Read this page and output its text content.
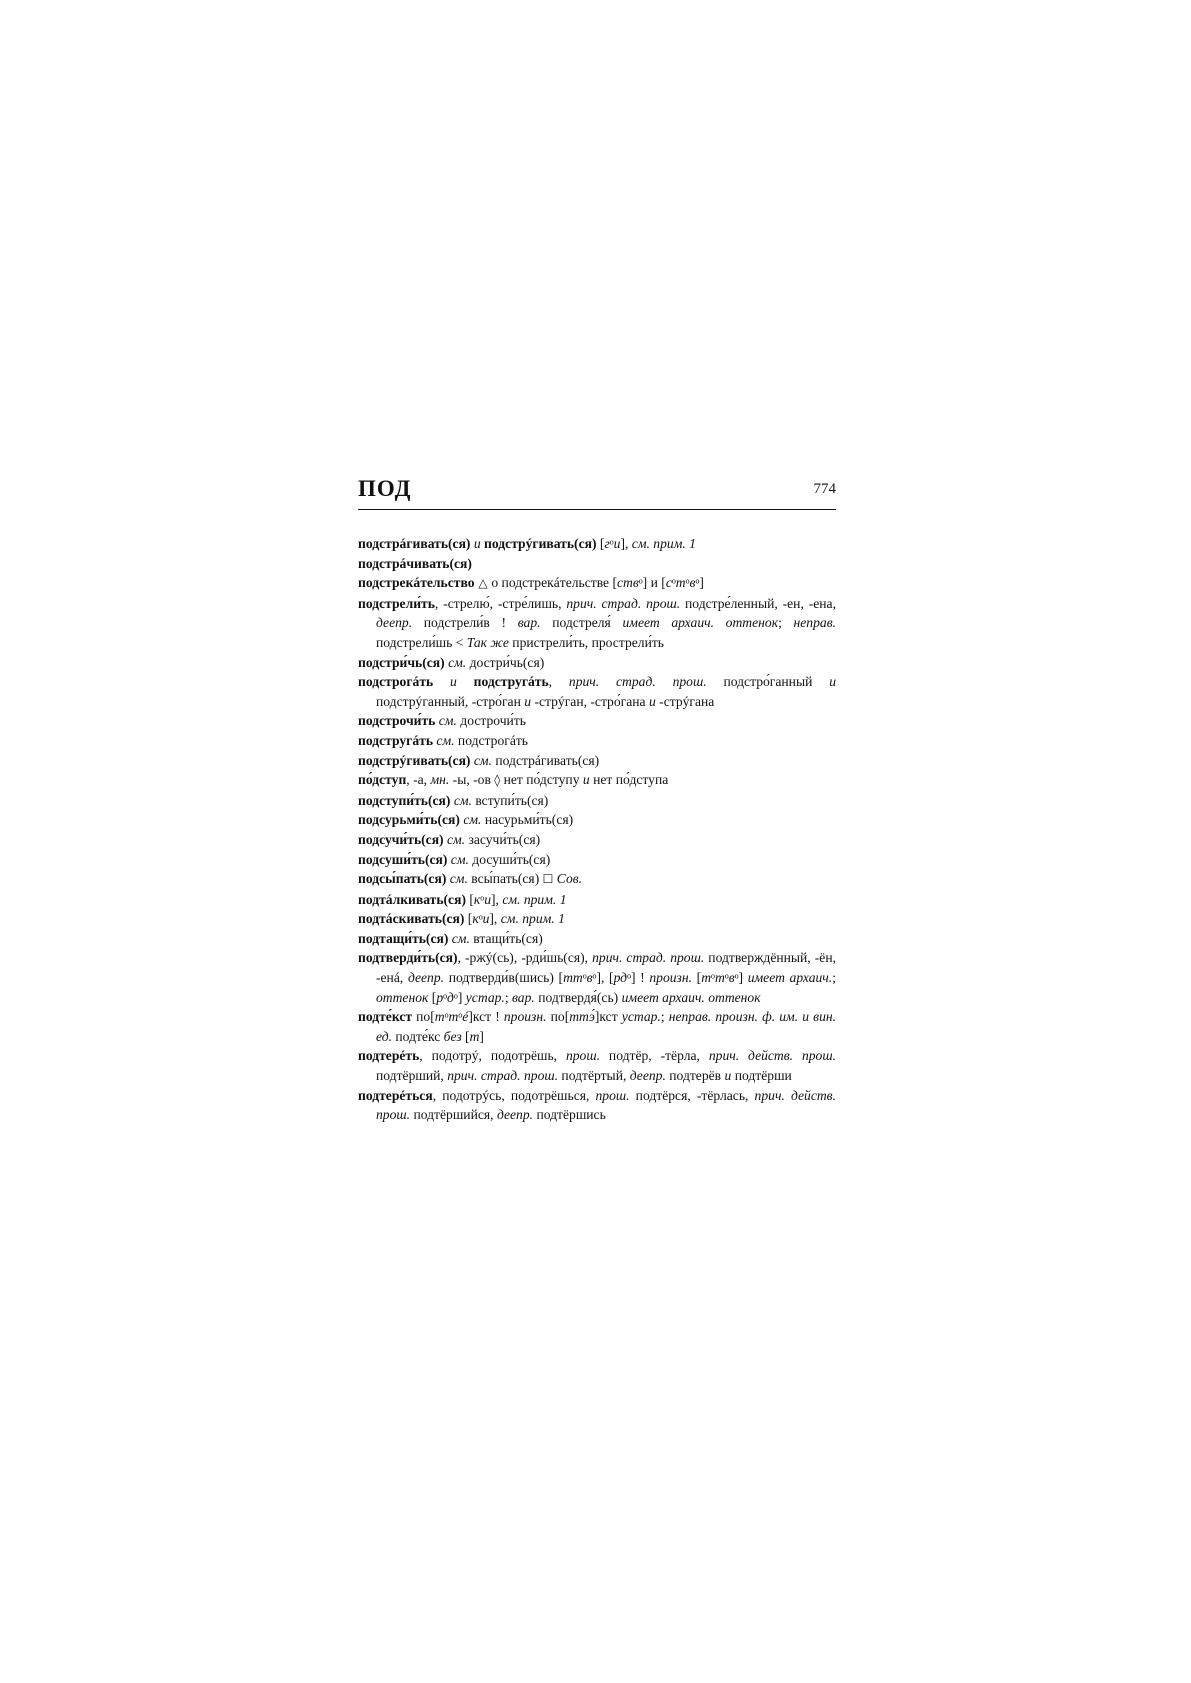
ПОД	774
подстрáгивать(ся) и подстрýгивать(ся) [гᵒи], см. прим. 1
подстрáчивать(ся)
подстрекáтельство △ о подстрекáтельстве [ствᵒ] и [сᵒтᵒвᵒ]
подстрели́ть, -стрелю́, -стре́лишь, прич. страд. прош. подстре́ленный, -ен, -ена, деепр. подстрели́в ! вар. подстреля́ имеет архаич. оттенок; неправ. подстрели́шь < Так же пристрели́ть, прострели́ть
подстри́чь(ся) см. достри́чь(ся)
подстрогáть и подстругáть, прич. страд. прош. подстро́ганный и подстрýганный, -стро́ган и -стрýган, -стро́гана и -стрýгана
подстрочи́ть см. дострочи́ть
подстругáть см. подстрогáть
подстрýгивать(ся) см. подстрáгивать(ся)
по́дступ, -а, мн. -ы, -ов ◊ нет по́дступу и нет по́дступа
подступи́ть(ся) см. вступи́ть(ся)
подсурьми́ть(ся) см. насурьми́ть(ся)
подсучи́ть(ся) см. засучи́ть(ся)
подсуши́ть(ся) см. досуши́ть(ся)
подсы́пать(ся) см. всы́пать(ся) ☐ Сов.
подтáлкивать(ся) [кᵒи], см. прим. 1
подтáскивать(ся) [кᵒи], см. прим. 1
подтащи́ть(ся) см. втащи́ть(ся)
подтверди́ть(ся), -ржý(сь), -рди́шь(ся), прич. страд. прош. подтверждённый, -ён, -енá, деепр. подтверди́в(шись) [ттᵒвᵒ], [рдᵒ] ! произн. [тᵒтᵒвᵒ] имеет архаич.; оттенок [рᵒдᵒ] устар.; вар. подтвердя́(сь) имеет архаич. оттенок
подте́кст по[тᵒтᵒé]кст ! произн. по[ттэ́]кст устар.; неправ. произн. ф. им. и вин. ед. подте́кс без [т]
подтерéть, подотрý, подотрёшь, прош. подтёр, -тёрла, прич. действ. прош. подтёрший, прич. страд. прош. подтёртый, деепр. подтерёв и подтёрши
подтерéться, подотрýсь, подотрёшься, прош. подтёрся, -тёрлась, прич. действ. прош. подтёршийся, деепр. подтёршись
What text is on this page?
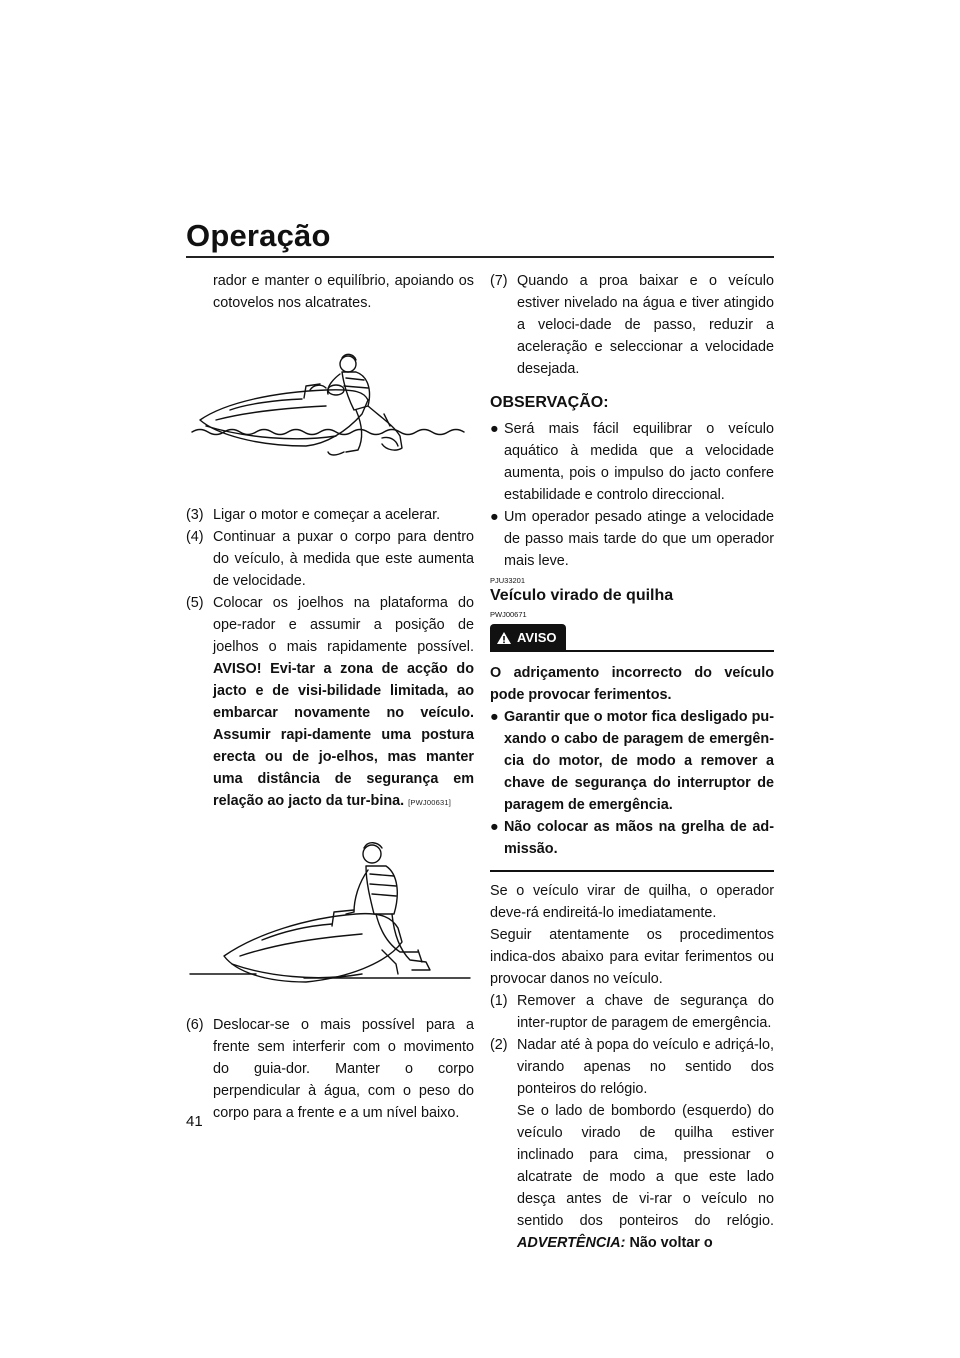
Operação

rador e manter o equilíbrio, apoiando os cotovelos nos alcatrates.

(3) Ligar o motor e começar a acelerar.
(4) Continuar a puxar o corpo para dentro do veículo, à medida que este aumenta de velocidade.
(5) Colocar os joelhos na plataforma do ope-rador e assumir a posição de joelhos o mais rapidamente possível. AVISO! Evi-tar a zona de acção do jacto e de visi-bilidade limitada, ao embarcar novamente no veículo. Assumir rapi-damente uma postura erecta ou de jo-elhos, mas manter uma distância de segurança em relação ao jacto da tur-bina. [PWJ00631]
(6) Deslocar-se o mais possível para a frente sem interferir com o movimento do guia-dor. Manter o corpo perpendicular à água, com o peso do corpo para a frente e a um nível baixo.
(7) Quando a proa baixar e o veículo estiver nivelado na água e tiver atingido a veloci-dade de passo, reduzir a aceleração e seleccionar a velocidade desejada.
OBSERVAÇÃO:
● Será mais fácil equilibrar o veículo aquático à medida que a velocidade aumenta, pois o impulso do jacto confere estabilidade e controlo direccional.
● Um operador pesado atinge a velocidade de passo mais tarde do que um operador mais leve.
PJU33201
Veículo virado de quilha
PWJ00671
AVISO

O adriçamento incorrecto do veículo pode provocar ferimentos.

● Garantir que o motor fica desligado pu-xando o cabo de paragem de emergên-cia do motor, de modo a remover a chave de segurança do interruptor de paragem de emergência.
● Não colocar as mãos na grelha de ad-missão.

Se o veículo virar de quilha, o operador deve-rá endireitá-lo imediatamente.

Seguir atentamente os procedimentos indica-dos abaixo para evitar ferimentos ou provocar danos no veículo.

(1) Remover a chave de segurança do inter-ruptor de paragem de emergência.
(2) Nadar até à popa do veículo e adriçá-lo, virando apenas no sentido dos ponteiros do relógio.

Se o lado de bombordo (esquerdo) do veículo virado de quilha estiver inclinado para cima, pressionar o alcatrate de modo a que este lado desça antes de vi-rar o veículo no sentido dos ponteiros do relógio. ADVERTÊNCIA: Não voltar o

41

========================================

*OBJECTIVE*
Scan the material above for the string "подстрýгивать" and return the lines that hold it.

*EXPECTED ANSWER*
подстрáгивать(ся) и подстрýгивать(ся) [гᵒи], см. прим. 1
подстрýгивать(ся) см. подстрáгивать(ся)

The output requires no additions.